*WHAT YOU WILL DO*: Identify all lines in the data containing the string "Buscar". Copy them out.

*RAW DATA*:
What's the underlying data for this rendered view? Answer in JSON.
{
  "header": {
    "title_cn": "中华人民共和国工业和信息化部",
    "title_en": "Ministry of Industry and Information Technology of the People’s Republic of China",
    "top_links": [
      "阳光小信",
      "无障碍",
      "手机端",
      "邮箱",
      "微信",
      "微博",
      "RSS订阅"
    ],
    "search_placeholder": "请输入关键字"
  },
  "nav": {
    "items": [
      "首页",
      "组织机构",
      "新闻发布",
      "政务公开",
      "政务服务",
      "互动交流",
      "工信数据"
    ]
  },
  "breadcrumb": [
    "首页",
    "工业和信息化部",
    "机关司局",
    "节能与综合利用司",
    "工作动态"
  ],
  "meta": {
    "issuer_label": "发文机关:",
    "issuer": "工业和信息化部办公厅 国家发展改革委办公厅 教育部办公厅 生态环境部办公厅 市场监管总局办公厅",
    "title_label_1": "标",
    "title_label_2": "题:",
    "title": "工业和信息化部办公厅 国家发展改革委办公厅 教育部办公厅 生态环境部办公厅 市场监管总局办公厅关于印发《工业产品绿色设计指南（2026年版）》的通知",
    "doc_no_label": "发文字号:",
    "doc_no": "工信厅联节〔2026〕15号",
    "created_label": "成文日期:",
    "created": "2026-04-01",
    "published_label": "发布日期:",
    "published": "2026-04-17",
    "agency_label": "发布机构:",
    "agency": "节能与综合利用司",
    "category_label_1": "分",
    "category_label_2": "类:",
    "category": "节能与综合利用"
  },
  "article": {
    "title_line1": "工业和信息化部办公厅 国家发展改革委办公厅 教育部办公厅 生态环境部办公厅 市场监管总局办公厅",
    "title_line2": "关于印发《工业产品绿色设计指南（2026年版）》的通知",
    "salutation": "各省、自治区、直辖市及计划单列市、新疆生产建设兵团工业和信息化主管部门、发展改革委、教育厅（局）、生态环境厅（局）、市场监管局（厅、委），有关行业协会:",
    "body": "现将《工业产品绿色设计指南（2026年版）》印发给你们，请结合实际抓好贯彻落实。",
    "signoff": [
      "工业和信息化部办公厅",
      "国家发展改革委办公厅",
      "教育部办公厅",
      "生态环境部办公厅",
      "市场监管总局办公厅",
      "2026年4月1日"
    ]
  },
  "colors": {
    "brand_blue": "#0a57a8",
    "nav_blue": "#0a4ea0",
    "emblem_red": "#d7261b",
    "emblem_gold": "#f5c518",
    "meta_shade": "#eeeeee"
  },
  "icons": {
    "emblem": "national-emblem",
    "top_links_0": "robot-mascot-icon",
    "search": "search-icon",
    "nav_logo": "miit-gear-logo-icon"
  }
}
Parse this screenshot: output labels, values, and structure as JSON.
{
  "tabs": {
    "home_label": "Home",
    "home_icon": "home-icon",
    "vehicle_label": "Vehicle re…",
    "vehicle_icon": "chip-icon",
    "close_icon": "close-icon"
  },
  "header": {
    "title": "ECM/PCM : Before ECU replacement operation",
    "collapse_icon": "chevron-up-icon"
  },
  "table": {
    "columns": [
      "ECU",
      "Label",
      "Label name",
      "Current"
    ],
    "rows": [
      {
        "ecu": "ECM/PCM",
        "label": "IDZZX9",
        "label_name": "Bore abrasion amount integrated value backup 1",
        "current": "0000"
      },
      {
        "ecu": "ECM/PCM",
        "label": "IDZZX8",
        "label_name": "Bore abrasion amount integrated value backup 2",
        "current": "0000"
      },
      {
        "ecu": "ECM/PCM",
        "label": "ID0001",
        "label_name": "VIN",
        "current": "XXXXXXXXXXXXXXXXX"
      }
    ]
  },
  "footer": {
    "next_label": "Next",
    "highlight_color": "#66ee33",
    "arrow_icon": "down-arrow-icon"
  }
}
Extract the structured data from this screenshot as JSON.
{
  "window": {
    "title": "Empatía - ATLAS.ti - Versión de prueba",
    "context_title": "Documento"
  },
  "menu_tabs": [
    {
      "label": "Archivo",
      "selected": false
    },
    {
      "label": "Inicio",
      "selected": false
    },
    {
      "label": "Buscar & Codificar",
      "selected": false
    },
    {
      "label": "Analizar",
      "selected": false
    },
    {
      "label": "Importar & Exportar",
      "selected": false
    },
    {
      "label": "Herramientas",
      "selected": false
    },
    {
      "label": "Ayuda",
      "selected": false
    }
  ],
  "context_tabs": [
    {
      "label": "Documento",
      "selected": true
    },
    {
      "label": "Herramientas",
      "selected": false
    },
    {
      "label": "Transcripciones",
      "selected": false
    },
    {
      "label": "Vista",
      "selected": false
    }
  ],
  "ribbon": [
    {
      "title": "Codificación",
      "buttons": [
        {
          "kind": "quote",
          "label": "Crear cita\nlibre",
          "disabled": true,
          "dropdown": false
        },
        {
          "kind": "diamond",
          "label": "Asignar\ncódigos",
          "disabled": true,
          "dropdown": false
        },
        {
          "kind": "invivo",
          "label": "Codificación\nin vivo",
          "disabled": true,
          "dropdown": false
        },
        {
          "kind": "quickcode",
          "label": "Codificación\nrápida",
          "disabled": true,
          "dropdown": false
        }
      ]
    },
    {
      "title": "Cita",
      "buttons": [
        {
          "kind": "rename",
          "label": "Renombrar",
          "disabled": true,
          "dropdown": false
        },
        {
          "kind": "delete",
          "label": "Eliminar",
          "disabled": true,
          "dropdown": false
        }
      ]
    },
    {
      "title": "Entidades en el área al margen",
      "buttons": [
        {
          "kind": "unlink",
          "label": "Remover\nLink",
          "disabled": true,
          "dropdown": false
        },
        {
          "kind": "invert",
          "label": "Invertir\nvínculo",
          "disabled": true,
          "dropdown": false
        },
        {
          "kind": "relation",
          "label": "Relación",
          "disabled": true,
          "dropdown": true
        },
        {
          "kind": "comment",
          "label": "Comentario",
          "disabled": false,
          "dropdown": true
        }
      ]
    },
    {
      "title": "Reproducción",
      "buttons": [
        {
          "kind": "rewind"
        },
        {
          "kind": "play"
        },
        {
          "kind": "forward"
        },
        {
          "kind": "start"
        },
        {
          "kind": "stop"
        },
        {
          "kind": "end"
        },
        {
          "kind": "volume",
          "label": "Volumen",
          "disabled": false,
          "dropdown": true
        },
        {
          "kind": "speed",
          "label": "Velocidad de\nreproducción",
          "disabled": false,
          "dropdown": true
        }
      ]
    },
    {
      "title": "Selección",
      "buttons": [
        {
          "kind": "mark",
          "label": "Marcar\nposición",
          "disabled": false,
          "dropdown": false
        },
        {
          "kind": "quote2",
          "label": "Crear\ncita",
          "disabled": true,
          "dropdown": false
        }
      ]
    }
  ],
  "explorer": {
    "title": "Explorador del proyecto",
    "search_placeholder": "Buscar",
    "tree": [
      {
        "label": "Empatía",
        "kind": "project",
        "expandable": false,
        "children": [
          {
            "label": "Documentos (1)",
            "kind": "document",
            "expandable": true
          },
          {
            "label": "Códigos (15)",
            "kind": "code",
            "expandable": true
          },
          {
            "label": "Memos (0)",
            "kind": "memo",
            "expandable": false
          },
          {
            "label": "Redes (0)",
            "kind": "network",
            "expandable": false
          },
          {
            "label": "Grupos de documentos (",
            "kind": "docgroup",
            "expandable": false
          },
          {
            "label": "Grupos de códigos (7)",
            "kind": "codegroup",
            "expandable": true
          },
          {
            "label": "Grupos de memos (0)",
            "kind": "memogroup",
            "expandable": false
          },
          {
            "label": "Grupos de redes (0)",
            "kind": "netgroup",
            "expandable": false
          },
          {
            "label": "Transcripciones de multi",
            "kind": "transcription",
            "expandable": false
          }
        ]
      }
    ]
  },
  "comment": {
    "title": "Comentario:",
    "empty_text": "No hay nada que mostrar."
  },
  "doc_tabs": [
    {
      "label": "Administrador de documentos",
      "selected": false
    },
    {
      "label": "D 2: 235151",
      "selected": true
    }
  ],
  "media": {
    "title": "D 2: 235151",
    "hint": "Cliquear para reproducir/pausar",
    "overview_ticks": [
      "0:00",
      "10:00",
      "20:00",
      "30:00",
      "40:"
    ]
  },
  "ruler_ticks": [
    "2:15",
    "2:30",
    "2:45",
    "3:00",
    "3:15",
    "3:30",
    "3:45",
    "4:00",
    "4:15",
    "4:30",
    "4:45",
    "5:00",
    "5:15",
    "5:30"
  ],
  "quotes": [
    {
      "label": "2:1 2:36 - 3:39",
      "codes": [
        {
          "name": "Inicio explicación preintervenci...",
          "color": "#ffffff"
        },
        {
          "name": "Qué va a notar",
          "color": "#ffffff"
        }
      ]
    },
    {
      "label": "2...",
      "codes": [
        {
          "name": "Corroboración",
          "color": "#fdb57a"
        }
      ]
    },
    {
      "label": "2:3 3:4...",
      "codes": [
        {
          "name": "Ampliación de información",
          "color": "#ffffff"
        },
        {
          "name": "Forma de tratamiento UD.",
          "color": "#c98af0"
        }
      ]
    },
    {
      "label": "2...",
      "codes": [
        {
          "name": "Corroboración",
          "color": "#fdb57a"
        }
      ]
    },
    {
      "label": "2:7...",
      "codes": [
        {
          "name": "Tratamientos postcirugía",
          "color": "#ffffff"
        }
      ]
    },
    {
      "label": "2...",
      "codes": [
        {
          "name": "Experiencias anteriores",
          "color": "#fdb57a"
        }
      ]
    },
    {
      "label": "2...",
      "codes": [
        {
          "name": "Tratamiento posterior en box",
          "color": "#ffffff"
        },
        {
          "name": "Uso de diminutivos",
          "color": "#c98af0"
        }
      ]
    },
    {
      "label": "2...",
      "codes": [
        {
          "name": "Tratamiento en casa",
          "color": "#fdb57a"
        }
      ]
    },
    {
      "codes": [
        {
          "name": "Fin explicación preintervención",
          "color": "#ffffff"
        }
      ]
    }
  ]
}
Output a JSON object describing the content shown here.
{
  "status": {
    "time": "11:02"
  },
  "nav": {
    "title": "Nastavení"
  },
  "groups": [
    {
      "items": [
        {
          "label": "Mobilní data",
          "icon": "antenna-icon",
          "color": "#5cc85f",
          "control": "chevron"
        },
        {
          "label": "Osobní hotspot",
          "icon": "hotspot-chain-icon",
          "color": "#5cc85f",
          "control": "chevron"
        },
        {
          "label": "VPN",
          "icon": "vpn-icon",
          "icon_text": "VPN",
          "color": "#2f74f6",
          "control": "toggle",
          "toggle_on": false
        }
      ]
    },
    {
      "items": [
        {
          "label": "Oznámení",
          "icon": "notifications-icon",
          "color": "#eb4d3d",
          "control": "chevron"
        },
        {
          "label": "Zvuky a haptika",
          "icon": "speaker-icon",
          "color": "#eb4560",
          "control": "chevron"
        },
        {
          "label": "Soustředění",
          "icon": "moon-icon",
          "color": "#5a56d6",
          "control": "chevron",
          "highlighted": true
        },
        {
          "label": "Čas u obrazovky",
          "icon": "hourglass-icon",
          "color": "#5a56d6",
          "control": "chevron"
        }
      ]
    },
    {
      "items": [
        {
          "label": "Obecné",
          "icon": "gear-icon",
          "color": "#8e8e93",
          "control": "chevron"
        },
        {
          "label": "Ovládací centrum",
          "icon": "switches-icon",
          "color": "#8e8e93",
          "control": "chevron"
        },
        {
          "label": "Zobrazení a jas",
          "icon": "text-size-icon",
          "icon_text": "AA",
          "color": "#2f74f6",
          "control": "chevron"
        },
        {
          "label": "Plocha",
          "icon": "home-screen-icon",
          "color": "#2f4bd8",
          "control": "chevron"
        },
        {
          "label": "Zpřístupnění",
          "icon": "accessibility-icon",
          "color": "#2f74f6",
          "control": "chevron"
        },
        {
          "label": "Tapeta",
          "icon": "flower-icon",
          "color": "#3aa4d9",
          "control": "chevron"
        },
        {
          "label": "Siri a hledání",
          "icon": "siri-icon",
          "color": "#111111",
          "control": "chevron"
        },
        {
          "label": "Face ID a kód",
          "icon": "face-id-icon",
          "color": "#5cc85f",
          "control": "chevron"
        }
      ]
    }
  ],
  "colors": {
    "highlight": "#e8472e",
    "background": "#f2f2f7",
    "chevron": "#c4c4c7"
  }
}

*WORKED ANSWER*:
      "label": "Buscar & Codificar",
    "search_placeholder": "Buscar",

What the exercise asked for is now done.